**OBJECTIVE:**
Report only the number of lines holding "Turn".

--- Begin THE RECORDS ---

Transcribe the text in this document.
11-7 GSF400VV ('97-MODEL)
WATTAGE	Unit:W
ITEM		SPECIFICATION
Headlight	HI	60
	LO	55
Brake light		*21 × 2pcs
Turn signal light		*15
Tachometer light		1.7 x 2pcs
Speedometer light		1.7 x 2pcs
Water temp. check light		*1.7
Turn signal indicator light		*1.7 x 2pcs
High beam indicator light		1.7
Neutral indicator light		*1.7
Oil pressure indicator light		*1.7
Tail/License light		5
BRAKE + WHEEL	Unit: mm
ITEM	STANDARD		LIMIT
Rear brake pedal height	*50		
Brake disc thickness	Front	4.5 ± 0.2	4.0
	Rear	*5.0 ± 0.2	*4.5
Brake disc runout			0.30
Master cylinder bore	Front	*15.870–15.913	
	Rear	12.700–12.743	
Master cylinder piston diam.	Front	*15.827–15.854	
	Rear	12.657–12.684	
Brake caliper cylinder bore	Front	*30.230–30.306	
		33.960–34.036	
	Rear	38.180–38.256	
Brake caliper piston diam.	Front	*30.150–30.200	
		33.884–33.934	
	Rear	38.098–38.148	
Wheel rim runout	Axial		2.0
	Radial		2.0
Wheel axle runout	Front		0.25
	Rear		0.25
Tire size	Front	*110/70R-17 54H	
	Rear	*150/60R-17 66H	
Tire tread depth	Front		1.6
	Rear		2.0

--- End THE RECORDS ---

**THE COMPLETED TASK:**
2